#### [GOAL]
From the line with "401, 640, 406]" to the line with "495, 248, 497]" in the material below, write each line as one string in a JSON list, leaving out any blank lines.

--- begin RECORDS FOR THE EXERCISE ---

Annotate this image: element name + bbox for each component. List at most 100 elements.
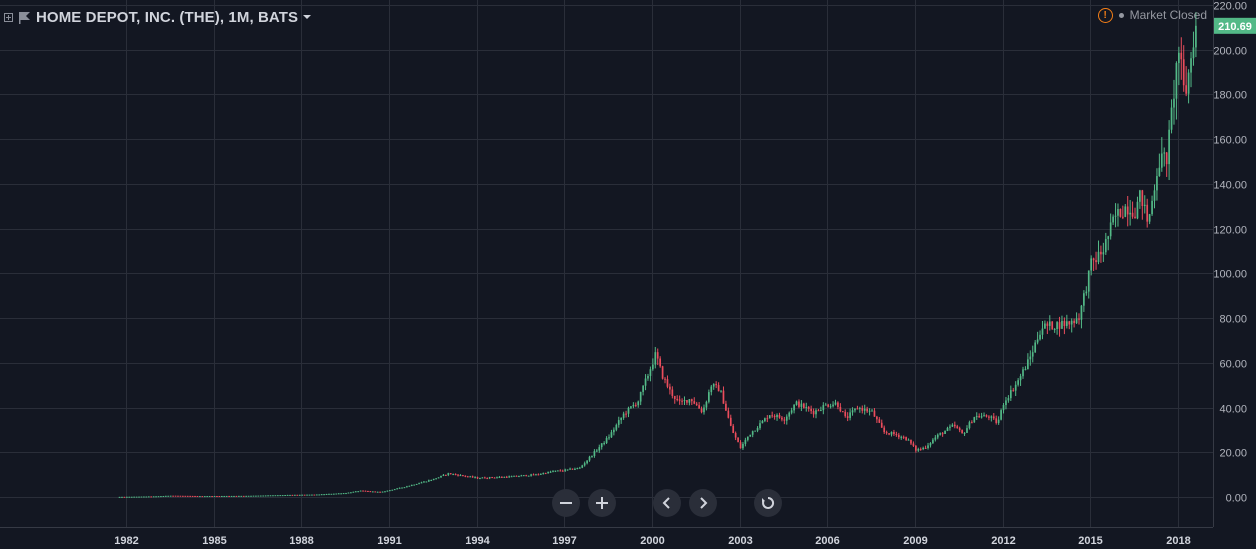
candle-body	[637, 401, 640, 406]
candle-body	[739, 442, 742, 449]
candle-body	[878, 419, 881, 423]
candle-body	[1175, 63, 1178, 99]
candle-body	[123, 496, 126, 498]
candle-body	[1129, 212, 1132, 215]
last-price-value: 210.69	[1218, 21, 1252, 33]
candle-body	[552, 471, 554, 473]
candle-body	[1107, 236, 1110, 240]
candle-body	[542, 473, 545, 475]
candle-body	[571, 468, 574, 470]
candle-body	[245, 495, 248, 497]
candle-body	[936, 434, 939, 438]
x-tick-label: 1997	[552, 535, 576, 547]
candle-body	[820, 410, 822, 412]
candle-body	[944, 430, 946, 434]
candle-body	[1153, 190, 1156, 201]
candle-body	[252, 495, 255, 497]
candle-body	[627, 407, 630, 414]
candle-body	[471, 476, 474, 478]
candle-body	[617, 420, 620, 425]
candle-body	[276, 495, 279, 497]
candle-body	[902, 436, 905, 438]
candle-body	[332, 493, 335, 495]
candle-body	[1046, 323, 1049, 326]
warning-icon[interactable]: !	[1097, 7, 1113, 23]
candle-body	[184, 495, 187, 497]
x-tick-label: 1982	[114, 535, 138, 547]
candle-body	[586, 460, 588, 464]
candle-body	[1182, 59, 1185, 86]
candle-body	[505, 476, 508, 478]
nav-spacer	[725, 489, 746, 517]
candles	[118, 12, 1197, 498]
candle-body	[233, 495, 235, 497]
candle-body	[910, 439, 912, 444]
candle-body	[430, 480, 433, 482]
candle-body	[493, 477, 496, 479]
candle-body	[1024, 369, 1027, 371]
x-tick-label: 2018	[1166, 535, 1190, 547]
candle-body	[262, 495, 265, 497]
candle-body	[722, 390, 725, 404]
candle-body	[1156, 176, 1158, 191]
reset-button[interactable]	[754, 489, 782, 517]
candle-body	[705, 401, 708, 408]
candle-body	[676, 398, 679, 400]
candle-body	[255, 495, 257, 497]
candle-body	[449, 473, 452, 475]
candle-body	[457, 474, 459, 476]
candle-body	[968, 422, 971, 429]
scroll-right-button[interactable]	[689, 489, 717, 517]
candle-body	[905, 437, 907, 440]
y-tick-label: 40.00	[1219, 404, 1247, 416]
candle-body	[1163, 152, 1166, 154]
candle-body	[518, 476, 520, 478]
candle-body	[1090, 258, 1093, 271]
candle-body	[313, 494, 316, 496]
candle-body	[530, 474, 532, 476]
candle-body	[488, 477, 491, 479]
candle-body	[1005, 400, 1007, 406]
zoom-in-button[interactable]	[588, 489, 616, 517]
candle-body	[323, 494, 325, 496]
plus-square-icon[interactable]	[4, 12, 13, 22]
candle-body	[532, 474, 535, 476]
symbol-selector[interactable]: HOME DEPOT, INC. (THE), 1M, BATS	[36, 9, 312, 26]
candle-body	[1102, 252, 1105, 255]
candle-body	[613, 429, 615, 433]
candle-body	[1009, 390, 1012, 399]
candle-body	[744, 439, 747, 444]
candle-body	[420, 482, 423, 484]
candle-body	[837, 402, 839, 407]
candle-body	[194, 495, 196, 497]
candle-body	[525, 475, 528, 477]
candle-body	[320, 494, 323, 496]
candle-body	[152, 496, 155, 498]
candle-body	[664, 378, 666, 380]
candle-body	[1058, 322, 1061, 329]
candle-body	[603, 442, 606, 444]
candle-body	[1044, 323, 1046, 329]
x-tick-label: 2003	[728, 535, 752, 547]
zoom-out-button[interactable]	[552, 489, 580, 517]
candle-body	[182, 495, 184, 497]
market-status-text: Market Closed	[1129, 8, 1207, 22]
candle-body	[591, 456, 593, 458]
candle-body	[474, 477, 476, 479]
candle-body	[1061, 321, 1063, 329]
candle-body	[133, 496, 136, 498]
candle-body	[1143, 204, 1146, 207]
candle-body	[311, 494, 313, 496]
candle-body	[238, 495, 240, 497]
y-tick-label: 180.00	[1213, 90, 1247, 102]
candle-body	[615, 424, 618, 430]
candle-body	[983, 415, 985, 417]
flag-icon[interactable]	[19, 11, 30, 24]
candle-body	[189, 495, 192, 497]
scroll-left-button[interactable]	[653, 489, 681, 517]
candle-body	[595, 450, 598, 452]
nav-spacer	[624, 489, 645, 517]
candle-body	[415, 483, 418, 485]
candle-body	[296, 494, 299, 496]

--- end RECORDS FOR THE EXERCISE ---
--- begin RECORDS FOR THE EXERCISE ---

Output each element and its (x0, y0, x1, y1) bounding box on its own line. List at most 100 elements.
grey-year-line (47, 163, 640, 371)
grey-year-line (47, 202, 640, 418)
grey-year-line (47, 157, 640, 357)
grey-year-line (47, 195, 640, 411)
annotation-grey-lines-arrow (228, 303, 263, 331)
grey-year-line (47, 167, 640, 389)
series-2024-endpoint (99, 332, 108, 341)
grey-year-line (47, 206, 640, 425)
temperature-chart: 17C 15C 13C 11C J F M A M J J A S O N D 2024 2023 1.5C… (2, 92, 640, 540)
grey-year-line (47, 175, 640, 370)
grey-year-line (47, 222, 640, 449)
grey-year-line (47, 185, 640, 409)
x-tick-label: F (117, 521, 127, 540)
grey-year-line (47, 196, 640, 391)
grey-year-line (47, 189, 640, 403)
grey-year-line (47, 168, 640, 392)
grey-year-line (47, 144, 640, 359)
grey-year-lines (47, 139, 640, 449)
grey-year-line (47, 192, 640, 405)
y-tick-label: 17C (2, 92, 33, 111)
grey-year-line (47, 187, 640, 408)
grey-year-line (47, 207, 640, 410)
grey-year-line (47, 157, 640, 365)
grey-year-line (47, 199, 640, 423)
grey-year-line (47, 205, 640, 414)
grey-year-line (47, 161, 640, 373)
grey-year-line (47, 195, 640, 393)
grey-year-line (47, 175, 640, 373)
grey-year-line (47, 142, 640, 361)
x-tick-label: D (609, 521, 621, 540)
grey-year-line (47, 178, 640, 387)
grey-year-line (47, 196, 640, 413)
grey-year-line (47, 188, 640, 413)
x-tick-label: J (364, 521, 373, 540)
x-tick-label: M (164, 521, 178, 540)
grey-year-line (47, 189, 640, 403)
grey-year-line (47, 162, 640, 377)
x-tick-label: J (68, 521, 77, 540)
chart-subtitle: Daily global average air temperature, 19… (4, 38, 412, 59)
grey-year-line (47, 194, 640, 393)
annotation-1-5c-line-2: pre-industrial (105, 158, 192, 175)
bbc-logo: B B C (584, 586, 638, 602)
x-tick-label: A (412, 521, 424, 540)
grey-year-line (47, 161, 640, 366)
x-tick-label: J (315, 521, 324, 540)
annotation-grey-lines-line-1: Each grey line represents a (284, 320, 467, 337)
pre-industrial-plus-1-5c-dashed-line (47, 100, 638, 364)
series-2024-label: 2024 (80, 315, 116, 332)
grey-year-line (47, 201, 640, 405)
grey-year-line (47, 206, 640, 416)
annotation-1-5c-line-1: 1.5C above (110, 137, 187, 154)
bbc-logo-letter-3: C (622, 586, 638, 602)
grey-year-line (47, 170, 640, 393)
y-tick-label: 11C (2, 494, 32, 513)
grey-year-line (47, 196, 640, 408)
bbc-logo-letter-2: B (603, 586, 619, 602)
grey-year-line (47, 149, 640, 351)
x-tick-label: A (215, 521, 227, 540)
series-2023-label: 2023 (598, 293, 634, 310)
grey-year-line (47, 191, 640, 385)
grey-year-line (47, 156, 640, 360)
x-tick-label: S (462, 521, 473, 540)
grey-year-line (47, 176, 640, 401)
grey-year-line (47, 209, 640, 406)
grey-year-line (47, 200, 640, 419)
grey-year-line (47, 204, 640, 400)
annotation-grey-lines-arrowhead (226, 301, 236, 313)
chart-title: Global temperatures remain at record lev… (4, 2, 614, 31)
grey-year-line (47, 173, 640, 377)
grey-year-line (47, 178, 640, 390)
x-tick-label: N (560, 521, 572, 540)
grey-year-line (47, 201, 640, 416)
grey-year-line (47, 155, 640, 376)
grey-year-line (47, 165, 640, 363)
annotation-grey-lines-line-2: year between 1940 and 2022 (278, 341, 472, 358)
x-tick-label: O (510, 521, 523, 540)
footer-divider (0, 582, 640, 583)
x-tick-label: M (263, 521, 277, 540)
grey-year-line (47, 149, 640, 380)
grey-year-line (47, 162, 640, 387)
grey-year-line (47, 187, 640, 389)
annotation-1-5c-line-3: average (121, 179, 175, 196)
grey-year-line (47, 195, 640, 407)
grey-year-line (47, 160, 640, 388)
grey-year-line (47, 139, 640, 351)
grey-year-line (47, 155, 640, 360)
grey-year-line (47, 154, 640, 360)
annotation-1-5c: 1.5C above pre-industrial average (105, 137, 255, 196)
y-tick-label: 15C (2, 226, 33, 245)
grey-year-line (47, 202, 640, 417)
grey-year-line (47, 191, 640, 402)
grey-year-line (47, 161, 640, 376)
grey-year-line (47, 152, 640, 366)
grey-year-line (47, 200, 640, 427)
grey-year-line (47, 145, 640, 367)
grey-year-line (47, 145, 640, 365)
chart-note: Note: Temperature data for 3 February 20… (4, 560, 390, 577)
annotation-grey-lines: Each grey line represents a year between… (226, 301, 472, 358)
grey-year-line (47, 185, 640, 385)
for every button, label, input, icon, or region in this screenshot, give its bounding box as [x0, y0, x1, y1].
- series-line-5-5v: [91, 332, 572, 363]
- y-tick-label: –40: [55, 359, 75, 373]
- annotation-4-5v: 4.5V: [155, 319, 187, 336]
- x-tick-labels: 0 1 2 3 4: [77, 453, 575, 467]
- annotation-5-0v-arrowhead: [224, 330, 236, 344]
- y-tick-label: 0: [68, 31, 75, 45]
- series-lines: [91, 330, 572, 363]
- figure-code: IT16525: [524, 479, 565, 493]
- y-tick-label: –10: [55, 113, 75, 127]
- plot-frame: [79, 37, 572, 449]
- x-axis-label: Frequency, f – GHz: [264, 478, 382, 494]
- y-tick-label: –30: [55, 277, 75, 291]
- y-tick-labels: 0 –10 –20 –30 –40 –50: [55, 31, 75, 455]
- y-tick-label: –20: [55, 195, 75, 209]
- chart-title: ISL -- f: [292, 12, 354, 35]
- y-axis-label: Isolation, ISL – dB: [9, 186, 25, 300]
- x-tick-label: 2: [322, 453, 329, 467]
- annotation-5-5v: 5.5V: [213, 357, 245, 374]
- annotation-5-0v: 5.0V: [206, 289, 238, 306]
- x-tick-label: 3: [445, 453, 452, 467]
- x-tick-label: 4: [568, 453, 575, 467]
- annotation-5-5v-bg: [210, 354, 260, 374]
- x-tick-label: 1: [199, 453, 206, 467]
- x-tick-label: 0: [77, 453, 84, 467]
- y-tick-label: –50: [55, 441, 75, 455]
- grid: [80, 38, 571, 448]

--- end RECORDS FOR THE EXERCISE ---

#### [COMPLETE RESPONSE]
[
  "candle-body\t[637, 401, 640, 406]",
  "candle-body\t[739, 442, 742, 449]",
  "candle-body\t[878, 419, 881, 423]",
  "candle-body\t[1175, 63, 1178, 99]",
  "candle-body\t[123, 496, 126, 498]",
  "candle-body\t[1129, 212, 1132, 215]",
  "last-price-value: 210.69\t[1218, 21, 1252, 33]",
  "candle-body\t[552, 471, 554, 473]",
  "candle-body\t[1107, 236, 1110, 240]",
  "candle-body\t[542, 473, 545, 475]",
  "candle-body\t[571, 468, 574, 470]",
  "candle-body\t[245, 495, 248, 497]"
]